* begin GIVEN ENTRIES *

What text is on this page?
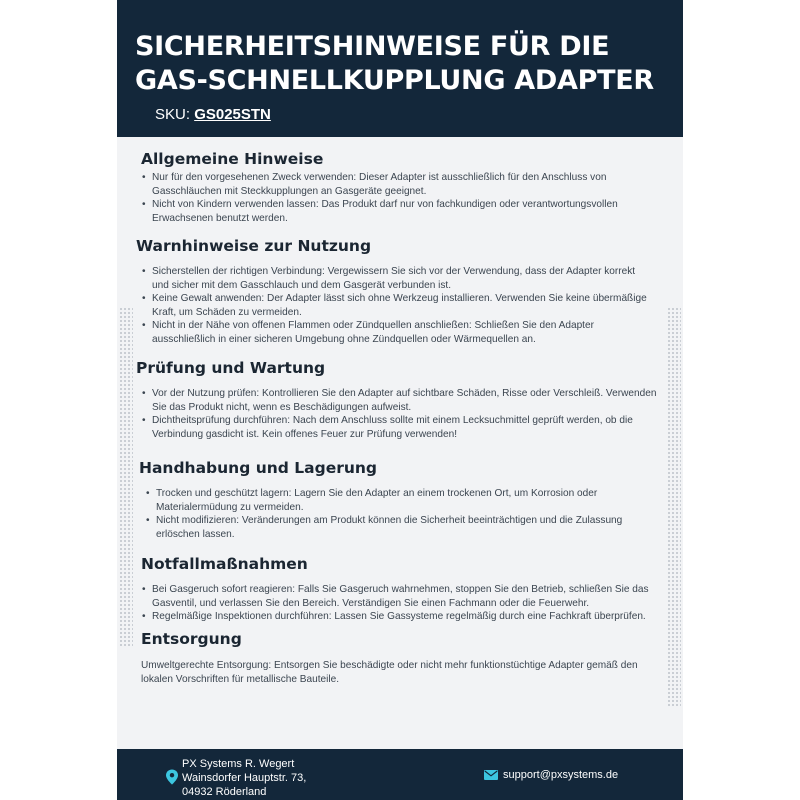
SICHERHEITSHINWEISE FÜR DIE
GAS-SCHNELLKUPPLUNG ADAPTER
SKU: GS025STN
Allgemeine Hinweise
• Nur für den vorgesehenen Zweck verwenden: Dieser Adapter ist ausschließlich für den Anschluss von Gasschläuchen mit Steckkupplungen an Gasgeräte geeignet.
• Nicht von Kindern verwenden lassen: Das Produkt darf nur von fachkundigen oder verantwortungsvollen Erwachsenen benutzt werden.
Warnhinweise zur Nutzung
• Sicherstellen der richtigen Verbindung: Vergewissern Sie sich vor der Verwendung, dass der Adapter korrekt und sicher mit dem Gasschlauch und dem Gasgerät verbunden ist.
• Keine Gewalt anwenden: Der Adapter lässt sich ohne Werkzeug installieren. Verwenden Sie keine übermäßige Kraft, um Schäden zu vermeiden.
• Nicht in der Nähe von offenen Flammen oder Zündquellen anschließen: Schließen Sie den Adapter ausschließlich in einer sicheren Umgebung ohne Zündquellen oder Wärmequellen an.
Prüfung und Wartung
• Vor der Nutzung prüfen: Kontrollieren Sie den Adapter auf sichtbare Schäden, Risse oder Verschleiß. Verwenden Sie das Produkt nicht, wenn es Beschädigungen aufweist.
• Dichtheitsprüfung durchführen: Nach dem Anschluss sollte mit einem Lecksuchmittel geprüft werden, ob die Verbindung gasdicht ist. Kein offenes Feuer zur Prüfung verwenden!
Handhabung und Lagerung
• Trocken und geschützt lagern: Lagern Sie den Adapter an einem trockenen Ort, um Korrosion oder Materialermüdung zu vermeiden.
• Nicht modifizieren: Veränderungen am Produkt können die Sicherheit beeinträchtigen und die Zulassung erlöschen lassen.
Notfallmaßnahmen
• Bei Gasgeruch sofort reagieren: Falls Sie Gasgeruch wahrnehmen, stoppen Sie den Betrieb, schließen Sie das Gasventil, und verlassen Sie den Bereich. Verständigen Sie einen Fachmann oder die Feuerwehr.
• Regelmäßige Inspektionen durchführen: Lassen Sie Gassysteme regelmäßig durch eine Fachkraft überprüfen.
Entsorgung
Umweltgerechte Entsorgung: Entsorgen Sie beschädigte oder nicht mehr funktionstüchtige Adapter gemäß den lokalen Vorschriften für metallische Bauteile.
PX Systems R. Wegert
Wainsdorfer Hauptstr. 73,
04932 Röderland
support@pxsystems.de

* end GIVEN ENTRIES *

(DIRECTION):
Leave out the pictures and reproduce the rest of the listing exactly.

(FULL OUTPUT):
What text is on this page?
SICHERHEITSHINWEISE FÜR DIE
GAS-SCHNELLKUPPLUNG ADAPTER
SKU: GS025STN
Allgemeine Hinweise
• Nur für den vorgesehenen Zweck verwenden: Dieser Adapter ist ausschließlich für den Anschluss von Gasschläuchen mit Steckkupplungen an Gasgeräte geeignet.
• Nicht von Kindern verwenden lassen: Das Produkt darf nur von fachkundigen oder verantwortungsvollen Erwachsenen benutzt werden.
Warnhinweise zur Nutzung
• Sicherstellen der richtigen Verbindung: Vergewissern Sie sich vor der Verwendung, dass der Adapter korrekt und sicher mit dem Gasschlauch und dem Gasgerät verbunden ist.
• Keine Gewalt anwenden: Der Adapter lässt sich ohne Werkzeug installieren. Verwenden Sie keine übermäßige Kraft, um Schäden zu vermeiden.
• Nicht in der Nähe von offenen Flammen oder Zündquellen anschließen: Schließen Sie den Adapter ausschließlich in einer sicheren Umgebung ohne Zündquellen oder Wärmequellen an.
Prüfung und Wartung
• Vor der Nutzung prüfen: Kontrollieren Sie den Adapter auf sichtbare Schäden, Risse oder Verschleiß. Verwenden Sie das Produkt nicht, wenn es Beschädigungen aufweist.
• Dichtheitsprüfung durchführen: Nach dem Anschluss sollte mit einem Lecksuchmittel geprüft werden, ob die Verbindung gasdicht ist. Kein offenes Feuer zur Prüfung verwenden!
Handhabung und Lagerung
• Trocken und geschützt lagern: Lagern Sie den Adapter an einem trockenen Ort, um Korrosion oder Materialermüdung zu vermeiden.
• Nicht modifizieren: Veränderungen am Produkt können die Sicherheit beeinträchtigen und die Zulassung erlöschen lassen.
Notfallmaßnahmen
• Bei Gasgeruch sofort reagieren: Falls Sie Gasgeruch wahrnehmen, stoppen Sie den Betrieb, schließen Sie das Gasventil, und verlassen Sie den Bereich. Verständigen Sie einen Fachmann oder die Feuerwehr.
• Regelmäßige Inspektionen durchführen: Lassen Sie Gassysteme regelmäßig durch eine Fachkraft überprüfen.
Entsorgung
Umweltgerechte Entsorgung: Entsorgen Sie beschädigte oder nicht mehr funktionstüchtige Adapter gemäß den lokalen Vorschriften für metallische Bauteile.
PX Systems R. Wegert
Wainsdorfer Hauptstr. 73,
04932 Röderland
support@pxsystems.de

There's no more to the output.